WRITTEN EXERCISE ::
Please copy the material below line for line, starting at its first line and ending at the line containing "day-number: 20 [348, 329, 444, 344]", with both of those lines included.

--- SUPPLIED MATERIAL ---

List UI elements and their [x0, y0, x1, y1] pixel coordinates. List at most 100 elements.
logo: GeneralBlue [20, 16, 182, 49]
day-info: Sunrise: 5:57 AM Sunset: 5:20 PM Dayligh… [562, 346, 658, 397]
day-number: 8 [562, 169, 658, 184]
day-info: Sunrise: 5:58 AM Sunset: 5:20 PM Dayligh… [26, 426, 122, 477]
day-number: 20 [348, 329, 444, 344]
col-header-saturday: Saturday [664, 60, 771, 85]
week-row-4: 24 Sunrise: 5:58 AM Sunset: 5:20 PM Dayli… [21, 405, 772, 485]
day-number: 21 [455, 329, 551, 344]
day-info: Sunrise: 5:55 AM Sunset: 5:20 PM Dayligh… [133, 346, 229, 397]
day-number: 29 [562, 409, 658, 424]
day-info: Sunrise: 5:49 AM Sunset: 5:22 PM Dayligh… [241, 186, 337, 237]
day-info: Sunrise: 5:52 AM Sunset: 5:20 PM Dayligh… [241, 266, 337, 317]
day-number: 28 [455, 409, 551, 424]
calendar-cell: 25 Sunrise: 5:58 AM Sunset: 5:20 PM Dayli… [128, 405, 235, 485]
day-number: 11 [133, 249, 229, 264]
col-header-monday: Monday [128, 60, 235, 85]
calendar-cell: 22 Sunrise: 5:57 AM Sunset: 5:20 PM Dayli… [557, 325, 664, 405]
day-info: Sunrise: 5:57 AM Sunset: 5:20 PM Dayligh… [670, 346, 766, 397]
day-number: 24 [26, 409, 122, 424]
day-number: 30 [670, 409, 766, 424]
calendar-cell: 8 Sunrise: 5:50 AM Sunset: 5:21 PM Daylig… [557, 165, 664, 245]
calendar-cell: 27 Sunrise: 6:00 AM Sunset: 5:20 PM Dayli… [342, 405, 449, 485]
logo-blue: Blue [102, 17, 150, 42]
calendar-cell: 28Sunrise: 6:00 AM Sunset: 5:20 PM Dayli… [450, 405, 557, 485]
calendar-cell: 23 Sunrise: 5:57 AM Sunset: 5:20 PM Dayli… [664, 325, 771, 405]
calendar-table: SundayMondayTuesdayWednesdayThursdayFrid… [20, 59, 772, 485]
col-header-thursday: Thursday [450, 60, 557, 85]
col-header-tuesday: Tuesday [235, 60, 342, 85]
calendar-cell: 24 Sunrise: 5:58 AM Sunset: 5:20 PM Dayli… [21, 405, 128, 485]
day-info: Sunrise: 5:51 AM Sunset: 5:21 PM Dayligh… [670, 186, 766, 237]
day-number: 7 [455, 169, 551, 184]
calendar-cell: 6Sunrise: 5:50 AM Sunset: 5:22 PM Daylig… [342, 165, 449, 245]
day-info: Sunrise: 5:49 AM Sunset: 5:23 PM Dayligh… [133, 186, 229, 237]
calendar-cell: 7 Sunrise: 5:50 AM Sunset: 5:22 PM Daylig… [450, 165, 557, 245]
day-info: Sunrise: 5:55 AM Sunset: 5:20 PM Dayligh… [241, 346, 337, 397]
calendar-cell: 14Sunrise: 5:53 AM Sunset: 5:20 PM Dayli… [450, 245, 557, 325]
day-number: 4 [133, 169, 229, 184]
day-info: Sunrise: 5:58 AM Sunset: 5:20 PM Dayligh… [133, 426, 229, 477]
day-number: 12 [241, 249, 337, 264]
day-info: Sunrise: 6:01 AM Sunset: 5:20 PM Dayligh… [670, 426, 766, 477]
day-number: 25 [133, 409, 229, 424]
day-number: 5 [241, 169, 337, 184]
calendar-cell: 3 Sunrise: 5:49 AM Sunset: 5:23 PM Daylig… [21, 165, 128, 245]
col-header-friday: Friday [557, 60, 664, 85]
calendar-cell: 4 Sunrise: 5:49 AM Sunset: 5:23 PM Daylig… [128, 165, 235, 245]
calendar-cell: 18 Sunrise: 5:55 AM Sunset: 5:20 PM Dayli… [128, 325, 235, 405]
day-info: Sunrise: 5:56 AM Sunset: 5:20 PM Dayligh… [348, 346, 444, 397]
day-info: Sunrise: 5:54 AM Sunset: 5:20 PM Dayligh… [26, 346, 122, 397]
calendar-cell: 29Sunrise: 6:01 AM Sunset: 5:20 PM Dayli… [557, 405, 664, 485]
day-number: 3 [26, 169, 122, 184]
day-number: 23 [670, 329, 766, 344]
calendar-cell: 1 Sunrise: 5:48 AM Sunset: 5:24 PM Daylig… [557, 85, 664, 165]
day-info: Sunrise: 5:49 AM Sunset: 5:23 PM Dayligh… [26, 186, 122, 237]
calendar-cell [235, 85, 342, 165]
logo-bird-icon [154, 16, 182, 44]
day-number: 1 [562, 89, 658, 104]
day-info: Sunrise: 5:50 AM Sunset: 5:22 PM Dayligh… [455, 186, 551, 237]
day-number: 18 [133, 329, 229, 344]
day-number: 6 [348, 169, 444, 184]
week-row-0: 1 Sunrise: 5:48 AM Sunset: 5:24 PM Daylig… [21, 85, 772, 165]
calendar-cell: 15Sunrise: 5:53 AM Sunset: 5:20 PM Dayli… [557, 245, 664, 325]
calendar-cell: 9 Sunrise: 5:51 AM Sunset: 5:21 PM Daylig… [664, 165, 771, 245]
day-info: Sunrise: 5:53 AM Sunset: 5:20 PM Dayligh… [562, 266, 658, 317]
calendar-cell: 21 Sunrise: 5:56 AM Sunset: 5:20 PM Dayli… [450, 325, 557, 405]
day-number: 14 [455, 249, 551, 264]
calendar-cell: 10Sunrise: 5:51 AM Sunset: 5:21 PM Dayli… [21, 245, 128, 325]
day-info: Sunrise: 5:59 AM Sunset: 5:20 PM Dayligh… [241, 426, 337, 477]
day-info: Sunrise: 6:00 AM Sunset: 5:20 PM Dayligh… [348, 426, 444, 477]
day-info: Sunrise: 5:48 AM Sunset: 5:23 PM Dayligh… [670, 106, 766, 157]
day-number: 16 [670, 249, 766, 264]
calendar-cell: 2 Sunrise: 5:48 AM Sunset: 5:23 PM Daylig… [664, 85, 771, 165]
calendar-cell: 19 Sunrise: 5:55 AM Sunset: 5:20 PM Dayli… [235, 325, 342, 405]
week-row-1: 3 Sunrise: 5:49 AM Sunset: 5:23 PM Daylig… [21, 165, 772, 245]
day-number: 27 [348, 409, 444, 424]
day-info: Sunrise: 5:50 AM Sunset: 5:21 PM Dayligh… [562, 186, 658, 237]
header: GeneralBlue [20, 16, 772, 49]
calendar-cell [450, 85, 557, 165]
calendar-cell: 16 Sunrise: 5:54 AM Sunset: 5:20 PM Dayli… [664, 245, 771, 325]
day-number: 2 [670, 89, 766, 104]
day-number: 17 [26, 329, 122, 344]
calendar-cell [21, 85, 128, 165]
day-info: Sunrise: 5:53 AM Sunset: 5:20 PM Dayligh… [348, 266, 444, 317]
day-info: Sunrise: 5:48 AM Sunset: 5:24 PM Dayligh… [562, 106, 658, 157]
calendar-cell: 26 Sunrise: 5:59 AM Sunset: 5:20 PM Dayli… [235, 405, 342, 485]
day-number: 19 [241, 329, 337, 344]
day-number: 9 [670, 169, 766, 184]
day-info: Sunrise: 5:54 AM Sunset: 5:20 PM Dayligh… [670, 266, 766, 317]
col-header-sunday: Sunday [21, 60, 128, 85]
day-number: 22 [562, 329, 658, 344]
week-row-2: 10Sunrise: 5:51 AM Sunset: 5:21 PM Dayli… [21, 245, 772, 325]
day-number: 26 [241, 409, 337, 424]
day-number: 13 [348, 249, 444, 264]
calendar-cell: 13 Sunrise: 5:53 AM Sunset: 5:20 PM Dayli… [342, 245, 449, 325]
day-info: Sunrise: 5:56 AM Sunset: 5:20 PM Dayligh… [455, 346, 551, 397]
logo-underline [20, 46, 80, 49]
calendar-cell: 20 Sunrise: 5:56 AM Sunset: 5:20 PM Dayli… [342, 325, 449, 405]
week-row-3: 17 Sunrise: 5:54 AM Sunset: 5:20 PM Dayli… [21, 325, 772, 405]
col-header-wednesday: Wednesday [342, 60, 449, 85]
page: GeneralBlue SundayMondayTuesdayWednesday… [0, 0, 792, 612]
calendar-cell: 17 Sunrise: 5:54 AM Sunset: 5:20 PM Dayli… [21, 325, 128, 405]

---

ANSWER BELOW ::
List UI elements and their [x0, y0, x1, y1] pixel coordinates. List at most 100 elements.
logo: GeneralBlue [20, 16, 182, 49]
day-info: Sunrise: 5:57 AM Sunset: 5:20 PM Dayligh… [562, 346, 658, 397]
day-number: 8 [562, 169, 658, 184]
day-info: Sunrise: 5:58 AM Sunset: 5:20 PM Dayligh… [26, 426, 122, 477]
day-number: 20 [348, 329, 444, 344]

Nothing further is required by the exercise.